| What the task requires |
Set out each line from the following listing that includes the word "name".

| Dataset records |
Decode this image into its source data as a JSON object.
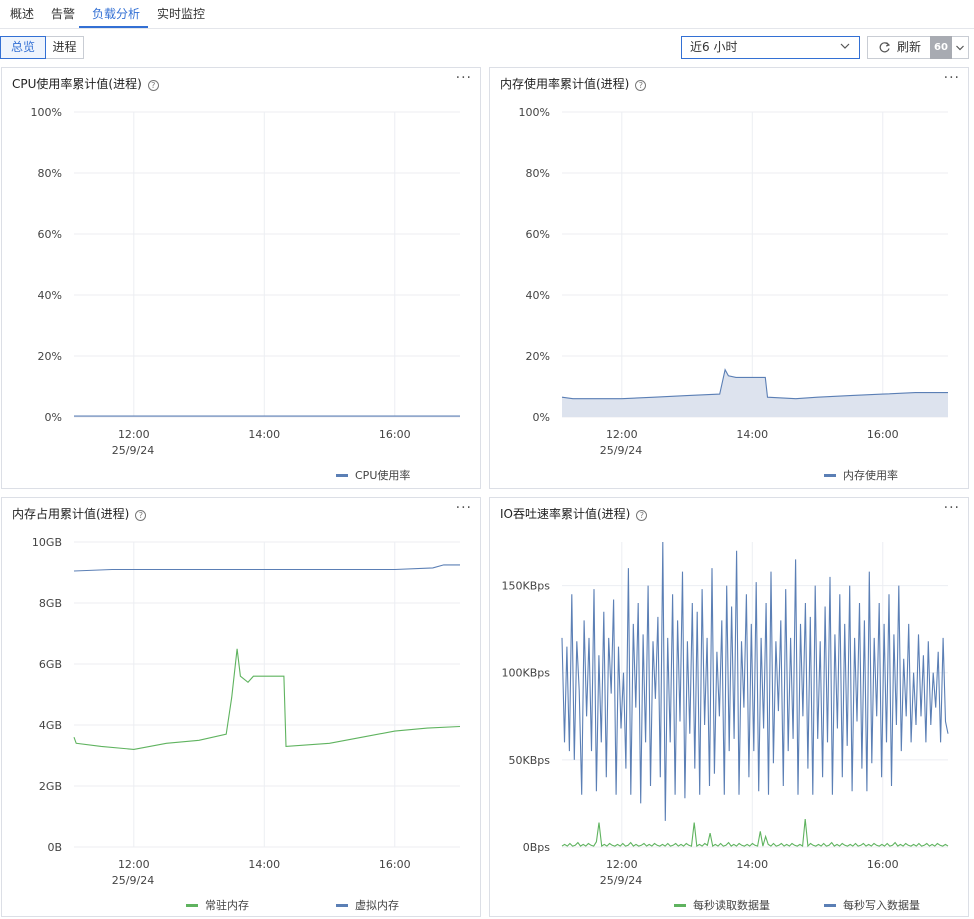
{
  "tabs": [
    "概述",
    "告警",
    "负载分析",
    "实时监控"
  ],
  "active_tab": "负载分析",
  "view_toggle": {
    "overview": "总览",
    "process": "进程",
    "active": "总览"
  },
  "time_range": {
    "value": "近6 小时"
  },
  "refresh": {
    "label": "刷新",
    "interval": "60"
  },
  "colors": {
    "accent": "#3370d4",
    "series_blue": "#5b7fb5",
    "series_green": "#5fb35f",
    "area_fill": "#dde3ee"
  },
  "panels": {
    "cpu": {
      "title": "CPU使用率累计值(进程)"
    },
    "mem_rate": {
      "title": "内存使用率累计值(进程)"
    },
    "mem_usage": {
      "title": "内存占用累计值(进程)"
    },
    "io": {
      "title": "IO吞吐速率累计值(进程)"
    }
  },
  "chart_data": [
    {
      "type": "line",
      "title": "CPU使用率累计值(进程)",
      "x_ticks": [
        "12:00",
        "14:00",
        "16:00"
      ],
      "x_date": "25/9/24",
      "y_ticks": [
        "0%",
        "20%",
        "40%",
        "60%",
        "80%",
        "100%"
      ],
      "ylim": [
        0,
        100
      ],
      "grid": true,
      "legend_position": "bottom-right",
      "series": [
        {
          "name": "CPU使用率",
          "color": "#5b7fb5",
          "x": [
            "11:05",
            "12:00",
            "13:00",
            "14:00",
            "15:00",
            "16:00",
            "17:00"
          ],
          "values": [
            0.3,
            0.3,
            0.3,
            0.3,
            0.3,
            0.3,
            0.3
          ]
        }
      ]
    },
    {
      "type": "area",
      "title": "内存使用率累计值(进程)",
      "x_ticks": [
        "12:00",
        "14:00",
        "16:00"
      ],
      "x_date": "25/9/24",
      "y_ticks": [
        "0%",
        "20%",
        "40%",
        "60%",
        "80%",
        "100%"
      ],
      "ylim": [
        0,
        100
      ],
      "grid": true,
      "legend_position": "bottom-right",
      "series": [
        {
          "name": "内存使用率",
          "color": "#5b7fb5",
          "x": [
            "11:05",
            "11:15",
            "12:00",
            "12:30",
            "13:00",
            "13:30",
            "13:35",
            "13:38",
            "13:45",
            "14:00",
            "14:12",
            "14:14",
            "14:40",
            "15:00",
            "15:30",
            "16:00",
            "16:30",
            "17:00"
          ],
          "values": [
            6.5,
            6.0,
            6.0,
            6.5,
            7.0,
            7.5,
            15.5,
            13.5,
            13.0,
            13.0,
            13.0,
            6.5,
            6.0,
            6.5,
            7.0,
            7.5,
            8.0,
            8.0
          ]
        }
      ]
    },
    {
      "type": "line",
      "title": "内存占用累计值(进程)",
      "x_ticks": [
        "12:00",
        "14:00",
        "16:00"
      ],
      "x_date": "25/9/24",
      "y_ticks": [
        "0B",
        "2GB",
        "4GB",
        "6GB",
        "8GB",
        "10GB"
      ],
      "ylim": [
        0,
        10
      ],
      "y_unit": "GB",
      "grid": true,
      "legend_position": "bottom",
      "series": [
        {
          "name": "常驻内存",
          "color": "#5fb35f",
          "x": [
            "11:05",
            "11:07",
            "11:30",
            "12:00",
            "12:30",
            "13:00",
            "13:25",
            "13:30",
            "13:35",
            "13:38",
            "13:45",
            "13:50",
            "14:00",
            "14:18",
            "14:20",
            "15:00",
            "15:30",
            "16:00",
            "16:30",
            "17:00"
          ],
          "values": [
            3.6,
            3.4,
            3.3,
            3.2,
            3.4,
            3.5,
            3.7,
            4.9,
            6.5,
            5.6,
            5.4,
            5.6,
            5.6,
            5.6,
            3.3,
            3.4,
            3.6,
            3.8,
            3.9,
            3.95
          ]
        },
        {
          "name": "虚拟内存",
          "color": "#5b7fb5",
          "x": [
            "11:05",
            "11:40",
            "12:00",
            "13:00",
            "14:00",
            "15:00",
            "15:45",
            "16:00",
            "16:35",
            "16:45",
            "17:00"
          ],
          "values": [
            9.05,
            9.1,
            9.1,
            9.1,
            9.1,
            9.1,
            9.1,
            9.1,
            9.15,
            9.25,
            9.25
          ]
        }
      ]
    },
    {
      "type": "line",
      "title": "IO吞吐速率累计值(进程)",
      "x_ticks": [
        "12:00",
        "14:00",
        "16:00"
      ],
      "x_date": "25/9/24",
      "y_ticks": [
        "0Bps",
        "50KBps",
        "100KBps",
        "150KBps"
      ],
      "ylim": [
        0,
        175
      ],
      "y_unit": "KBps",
      "grid": true,
      "legend_position": "bottom",
      "series": [
        {
          "name": "每秒读取数据量",
          "color": "#5fb35f",
          "x_range": [
            "11:05",
            "17:00"
          ],
          "values": [
            0.5,
            1.5,
            0.5,
            2,
            0.5,
            1,
            2.5,
            0.5,
            1.5,
            0.5,
            2,
            1,
            0.5,
            3,
            14,
            0.5,
            1.5,
            0.5,
            2,
            1,
            0.5,
            1.5,
            0.5,
            2,
            0.5,
            1,
            2.5,
            0.5,
            1.5,
            0.5,
            1,
            2,
            0.5,
            1.5,
            0.5,
            2,
            1,
            0.5,
            1.5,
            0.5,
            2,
            0.5,
            1,
            2,
            0.5,
            1.5,
            0.5,
            2,
            1,
            0.5,
            14,
            0.5,
            1.5,
            0.5,
            2,
            1,
            8,
            0.5,
            1.5,
            0.5,
            2,
            0.5,
            1,
            2.5,
            0.5,
            1.5,
            0.5,
            2,
            1,
            0.5,
            1.5,
            0.5,
            2,
            1,
            0.5,
            9,
            0.5,
            6,
            1.5,
            0.5,
            2,
            0.5,
            1,
            2,
            0.5,
            1.5,
            0.5,
            2,
            1,
            0.5,
            1.5,
            0.5,
            16,
            0.5,
            2,
            1,
            0.5,
            1.5,
            0.5,
            2,
            0.5,
            1,
            2.5,
            0.5,
            1.5,
            0.5,
            2,
            1,
            0.5,
            1.5,
            0.5,
            2,
            0.5,
            1,
            2,
            0.5,
            1.5,
            0.5,
            2,
            1,
            0.5,
            1.5,
            0.5,
            2,
            0.5,
            1,
            2.5,
            0.5,
            1.5,
            0.5,
            2,
            1,
            0.5,
            1.5,
            0.5,
            2,
            0.5,
            1,
            2,
            0.5,
            1.5,
            0.5,
            2,
            1,
            0.5,
            1.5,
            0.5
          ]
        },
        {
          "name": "每秒写入数据量",
          "color": "#5b7fb5",
          "x_range": [
            "11:05",
            "17:00"
          ],
          "values": [
            120,
            60,
            115,
            55,
            145,
            50,
            118,
            90,
            30,
            130,
            75,
            120,
            55,
            148,
            32,
            110,
            60,
            135,
            40,
            120,
            88,
            142,
            30,
            115,
            68,
            100,
            45,
            160,
            30,
            128,
            80,
            140,
            25,
            122,
            60,
            150,
            35,
            118,
            85,
            132,
            40,
            175,
            15,
            120,
            60,
            145,
            30,
            130,
            72,
            158,
            28,
            118,
            65,
            140,
            45,
            135,
            30,
            148,
            70,
            120,
            35,
            160,
            42,
            112,
            75,
            130,
            30,
            150,
            55,
            138,
            62,
            170,
            30,
            118,
            80,
            145,
            40,
            128,
            55,
            152,
            32,
            120,
            68,
            140,
            30,
            158,
            48,
            118,
            78,
            130,
            35,
            148,
            55,
            120,
            62,
            165,
            30,
            128,
            75,
            140,
            45,
            132,
            30,
            150,
            62,
            118,
            40,
            138,
            60,
            155,
            30,
            122,
            68,
            145,
            40,
            128,
            58,
            150,
            32,
            120,
            72,
            140,
            45,
            130,
            32,
            158,
            48,
            120,
            75,
            140,
            40,
            128,
            60,
            145,
            35,
            122,
            70,
            150,
            55,
            108,
            75,
            128,
            60,
            100,
            70,
            122,
            75,
            110,
            60,
            118,
            70,
            100,
            80,
            112,
            60,
            120,
            72,
            65
          ]
        }
      ]
    }
  ]
}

| The solution |
          "name": "CPU使用率",
          "name": "内存使用率",
          "name": "常驻内存",
          "name": "虚拟内存",
          "name": "每秒读取数据量",
          "name": "每秒写入数据量",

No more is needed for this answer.